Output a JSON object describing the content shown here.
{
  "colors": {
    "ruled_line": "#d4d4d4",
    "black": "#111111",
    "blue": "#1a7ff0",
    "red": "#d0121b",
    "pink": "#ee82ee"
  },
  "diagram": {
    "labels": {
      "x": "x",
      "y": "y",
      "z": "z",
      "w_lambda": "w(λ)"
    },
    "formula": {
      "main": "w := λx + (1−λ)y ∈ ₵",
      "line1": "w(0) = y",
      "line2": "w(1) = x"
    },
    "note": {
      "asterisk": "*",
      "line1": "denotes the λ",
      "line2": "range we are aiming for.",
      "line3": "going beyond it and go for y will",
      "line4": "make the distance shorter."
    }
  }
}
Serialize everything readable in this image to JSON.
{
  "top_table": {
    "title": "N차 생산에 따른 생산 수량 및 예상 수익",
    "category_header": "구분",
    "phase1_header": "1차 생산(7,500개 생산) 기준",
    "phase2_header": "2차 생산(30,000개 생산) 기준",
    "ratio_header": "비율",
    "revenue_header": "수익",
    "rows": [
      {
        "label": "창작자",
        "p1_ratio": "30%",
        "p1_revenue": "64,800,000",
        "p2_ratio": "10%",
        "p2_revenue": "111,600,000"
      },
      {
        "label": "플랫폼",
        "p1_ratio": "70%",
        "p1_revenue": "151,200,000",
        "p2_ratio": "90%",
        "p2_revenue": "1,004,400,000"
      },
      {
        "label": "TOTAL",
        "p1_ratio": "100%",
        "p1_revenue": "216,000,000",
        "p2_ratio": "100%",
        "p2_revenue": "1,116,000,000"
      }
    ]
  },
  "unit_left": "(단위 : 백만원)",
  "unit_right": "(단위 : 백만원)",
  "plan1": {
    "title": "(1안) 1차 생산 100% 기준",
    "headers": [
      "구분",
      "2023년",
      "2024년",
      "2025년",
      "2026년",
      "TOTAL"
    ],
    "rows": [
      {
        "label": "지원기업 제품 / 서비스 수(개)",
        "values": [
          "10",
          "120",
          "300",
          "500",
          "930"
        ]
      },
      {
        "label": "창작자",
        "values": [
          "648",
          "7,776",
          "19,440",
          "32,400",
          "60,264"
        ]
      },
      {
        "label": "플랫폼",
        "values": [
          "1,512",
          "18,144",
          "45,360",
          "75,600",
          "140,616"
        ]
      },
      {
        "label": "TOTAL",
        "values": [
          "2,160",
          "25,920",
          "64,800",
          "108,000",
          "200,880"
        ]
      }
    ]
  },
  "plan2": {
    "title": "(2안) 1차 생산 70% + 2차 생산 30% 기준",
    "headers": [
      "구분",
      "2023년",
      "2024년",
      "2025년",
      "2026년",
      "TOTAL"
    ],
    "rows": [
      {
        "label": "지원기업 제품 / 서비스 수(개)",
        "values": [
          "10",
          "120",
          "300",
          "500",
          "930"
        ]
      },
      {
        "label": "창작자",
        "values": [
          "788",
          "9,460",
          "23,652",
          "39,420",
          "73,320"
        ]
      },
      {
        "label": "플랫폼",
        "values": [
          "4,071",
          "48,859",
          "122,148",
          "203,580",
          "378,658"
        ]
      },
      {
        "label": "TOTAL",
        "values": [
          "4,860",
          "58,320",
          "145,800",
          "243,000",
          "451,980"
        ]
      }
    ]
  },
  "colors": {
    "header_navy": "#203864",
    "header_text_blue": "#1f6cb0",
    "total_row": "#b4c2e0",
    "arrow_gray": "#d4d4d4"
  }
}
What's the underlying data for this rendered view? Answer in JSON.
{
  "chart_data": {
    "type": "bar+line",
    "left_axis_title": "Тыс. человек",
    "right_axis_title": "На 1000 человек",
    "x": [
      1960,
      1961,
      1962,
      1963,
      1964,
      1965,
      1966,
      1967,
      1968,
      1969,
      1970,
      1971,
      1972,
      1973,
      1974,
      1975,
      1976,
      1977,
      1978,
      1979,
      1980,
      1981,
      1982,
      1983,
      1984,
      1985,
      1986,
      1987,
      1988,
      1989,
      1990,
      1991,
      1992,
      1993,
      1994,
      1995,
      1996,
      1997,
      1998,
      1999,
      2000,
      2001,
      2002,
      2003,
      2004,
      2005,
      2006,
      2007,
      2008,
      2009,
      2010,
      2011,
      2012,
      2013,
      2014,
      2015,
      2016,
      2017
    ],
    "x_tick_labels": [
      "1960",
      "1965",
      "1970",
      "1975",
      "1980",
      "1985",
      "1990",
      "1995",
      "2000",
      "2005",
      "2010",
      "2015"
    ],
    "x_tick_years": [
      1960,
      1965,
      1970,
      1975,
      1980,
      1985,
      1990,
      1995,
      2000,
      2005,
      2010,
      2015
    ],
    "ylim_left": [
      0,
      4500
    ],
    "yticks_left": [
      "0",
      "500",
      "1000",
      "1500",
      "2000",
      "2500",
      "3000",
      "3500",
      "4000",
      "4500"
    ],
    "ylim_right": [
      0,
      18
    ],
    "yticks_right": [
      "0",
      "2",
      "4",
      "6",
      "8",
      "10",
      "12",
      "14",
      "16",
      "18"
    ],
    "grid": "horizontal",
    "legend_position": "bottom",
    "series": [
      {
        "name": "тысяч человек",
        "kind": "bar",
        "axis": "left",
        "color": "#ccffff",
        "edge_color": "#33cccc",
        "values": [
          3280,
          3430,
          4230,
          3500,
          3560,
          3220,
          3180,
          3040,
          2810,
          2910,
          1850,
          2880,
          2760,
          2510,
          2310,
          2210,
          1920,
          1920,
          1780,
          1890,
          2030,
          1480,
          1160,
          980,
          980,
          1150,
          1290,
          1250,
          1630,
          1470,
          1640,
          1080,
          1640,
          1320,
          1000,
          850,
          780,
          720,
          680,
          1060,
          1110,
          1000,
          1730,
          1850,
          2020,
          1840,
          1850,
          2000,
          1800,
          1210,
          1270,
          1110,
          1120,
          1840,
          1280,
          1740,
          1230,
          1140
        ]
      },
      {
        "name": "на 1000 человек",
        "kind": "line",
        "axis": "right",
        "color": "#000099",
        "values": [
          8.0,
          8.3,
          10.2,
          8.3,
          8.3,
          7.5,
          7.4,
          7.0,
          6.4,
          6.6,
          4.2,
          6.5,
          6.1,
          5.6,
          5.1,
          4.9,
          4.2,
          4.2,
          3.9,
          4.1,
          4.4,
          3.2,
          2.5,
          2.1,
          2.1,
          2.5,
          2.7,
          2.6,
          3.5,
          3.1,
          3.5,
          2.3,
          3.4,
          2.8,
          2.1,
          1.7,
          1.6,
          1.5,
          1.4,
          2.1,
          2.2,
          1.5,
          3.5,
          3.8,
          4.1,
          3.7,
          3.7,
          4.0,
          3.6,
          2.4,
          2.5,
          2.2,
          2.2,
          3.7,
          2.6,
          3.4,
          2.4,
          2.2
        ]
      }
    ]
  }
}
- - - - - - -
Task details — Your task is to extract all of the records exactly.

Finished task —
Output a JSON object describing the content shown here.
{
  "colors": {
    "ruled_line": "#d4d4d4",
    "black": "#111111",
    "blue": "#1a7ff0",
    "red": "#d0121b",
    "pink": "#ee82ee"
  },
  "diagram": {
    "labels": {
      "x": "x",
      "y": "y",
      "z": "z",
      "w_lambda": "w(λ)"
    },
    "formula": {
      "main": "w := λx + (1−λ)y ∈ ₵",
      "line1": "w(0) = y",
      "line2": "w(1) = x"
    },
    "note": {
      "asterisk": "*",
      "line1": "denotes the λ",
      "line2": "range we are aiming for.",
      "line3": "going beyond it and go for y will",
      "line4": "make the distance shorter."
    }
  }
}
Serialize everything readable in this image to JSON.
{
  "top_table": {
    "title": "N차 생산에 따른 생산 수량 및 예상 수익",
    "category_header": "구분",
    "phase1_header": "1차 생산(7,500개 생산) 기준",
    "phase2_header": "2차 생산(30,000개 생산) 기준",
    "ratio_header": "비율",
    "revenue_header": "수익",
    "rows": [
      {
        "label": "창작자",
        "p1_ratio": "30%",
        "p1_revenue": "64,800,000",
        "p2_ratio": "10%",
        "p2_revenue": "111,600,000"
      },
      {
        "label": "플랫폼",
        "p1_ratio": "70%",
        "p1_revenue": "151,200,000",
        "p2_ratio": "90%",
        "p2_revenue": "1,004,400,000"
      },
      {
        "label": "TOTAL",
        "p1_ratio": "100%",
        "p1_revenue": "216,000,000",
        "p2_ratio": "100%",
        "p2_revenue": "1,116,000,000"
      }
    ]
  },
  "unit_left": "(단위 : 백만원)",
  "unit_right": "(단위 : 백만원)",
  "plan1": {
    "title": "(1안) 1차 생산 100% 기준",
    "headers": [
      "구분",
      "2023년",
      "2024년",
      "2025년",
      "2026년",
      "TOTAL"
    ],
    "rows": [
      {
        "label": "지원기업 제품 / 서비스 수(개)",
        "values": [
          "10",
          "120",
          "300",
          "500",
          "930"
        ]
      },
      {
        "label": "창작자",
        "values": [
          "648",
          "7,776",
          "19,440",
          "32,400",
          "60,264"
        ]
      },
      {
        "label": "플랫폼",
        "values": [
          "1,512",
          "18,144",
          "45,360",
          "75,600",
          "140,616"
        ]
      },
      {
        "label": "TOTAL",
        "values": [
          "2,160",
          "25,920",
          "64,800",
          "108,000",
          "200,880"
        ]
      }
    ]
  },
  "plan2": {
    "title": "(2안) 1차 생산 70% + 2차 생산 30% 기준",
    "headers": [
      "구분",
      "2023년",
      "2024년",
      "2025년",
      "2026년",
      "TOTAL"
    ],
    "rows": [
      {
        "label": "지원기업 제품 / 서비스 수(개)",
        "values": [
          "10",
          "120",
          "300",
          "500",
          "930"
        ]
      },
      {
        "label": "창작자",
        "values": [
          "788",
          "9,460",
          "23,652",
          "39,420",
          "73,320"
        ]
      },
      {
        "label": "플랫폼",
        "values": [
          "4,071",
          "48,859",
          "122,148",
          "203,580",
          "378,658"
        ]
      },
      {
        "label": "TOTAL",
        "values": [
          "4,860",
          "58,320",
          "145,800",
          "243,000",
          "451,980"
        ]
      }
    ]
  },
  "colors": {
    "header_navy": "#203864",
    "header_text_blue": "#1f6cb0",
    "total_row": "#b4c2e0",
    "arrow_gray": "#d4d4d4"
  }
}
What's the underlying data for this rendered view? Answer in JSON.
{
  "chart_data": {
    "type": "bar+line",
    "left_axis_title": "Тыс. человек",
    "right_axis_title": "На 1000 человек",
    "x": [
      1960,
      1961,
      1962,
      1963,
      1964,
      1965,
      1966,
      1967,
      1968,
      1969,
      1970,
      1971,
      1972,
      1973,
      1974,
      1975,
      1976,
      1977,
      1978,
      1979,
      1980,
      1981,
      1982,
      1983,
      1984,
      1985,
      1986,
      1987,
      1988,
      1989,
      1990,
      1991,
      1992,
      1993,
      1994,
      1995,
      1996,
      1997,
      1998,
      1999,
      2000,
      2001,
      2002,
      2003,
      2004,
      2005,
      2006,
      2007,
      2008,
      2009,
      2010,
      2011,
      2012,
      2013,
      2014,
      2015,
      2016,
      2017
    ],
    "x_tick_labels": [
      "1960",
      "1965",
      "1970",
      "1975",
      "1980",
      "1985",
      "1990",
      "1995",
      "2000",
      "2005",
      "2010",
      "2015"
    ],
    "x_tick_years": [
      1960,
      1965,
      1970,
      1975,
      1980,
      1985,
      1990,
      1995,
      2000,
      2005,
      2010,
      2015
    ],
    "ylim_left": [
      0,
      4500
    ],
    "yticks_left": [
      "0",
      "500",
      "1000",
      "1500",
      "2000",
      "2500",
      "3000",
      "3500",
      "4000",
      "4500"
    ],
    "ylim_right": [
      0,
      18
    ],
    "yticks_right": [
      "0",
      "2",
      "4",
      "6",
      "8",
      "10",
      "12",
      "14",
      "16",
      "18"
    ],
    "grid": "horizontal",
    "legend_position": "bottom",
    "series": [
      {
        "name": "тысяч человек",
        "kind": "bar",
        "axis": "left",
        "color": "#ccffff",
        "edge_color": "#33cccc",
        "values": [
          3280,
          3430,
          4230,
          3500,
          3560,
          3220,
          3180,
          3040,
          2810,
          2910,
          1850,
          2880,
          2760,
          2510,
          2310,
          2210,
          1920,
          1920,
          1780,
          1890,
          2030,
          1480,
          1160,
          980,
          980,
          1150,
          1290,
          1250,
          1630,
          1470,
          1640,
          1080,
          1640,
          1320,
          1000,
          850,
          780,
          720,
          680,
          1060,
          1110,
          1000,
          1730,
          1850,
          2020,
          1840,
          1850,
          2000,
          1800,
          1210,
          1270,
          1110,
          1120,
          1840,
          1280,
          1740,
          1230,
          1140
        ]
      },
      {
        "name": "на 1000 человек",
        "kind": "line",
        "axis": "right",
        "color": "#000099",
        "values": [
          8.0,
          8.3,
          10.2,
          8.3,
          8.3,
          7.5,
          7.4,
          7.0,
          6.4,
          6.6,
          4.2,
          6.5,
          6.1,
          5.6,
          5.1,
          4.9,
          4.2,
          4.2,
          3.9,
          4.1,
          4.4,
          3.2,
          2.5,
          2.1,
          2.1,
          2.5,
          2.7,
          2.6,
          3.5,
          3.1,
          3.5,
          2.3,
          3.4,
          2.8,
          2.1,
          1.7,
          1.6,
          1.5,
          1.4,
          2.1,
          2.2,
          1.5,
          3.5,
          3.8,
          4.1,
          3.7,
          3.7,
          4.0,
          3.6,
          2.4,
          2.5,
          2.2,
          2.2,
          3.7,
          2.6,
          3.4,
          2.4,
          2.2
        ]
      }
    ]
  }
}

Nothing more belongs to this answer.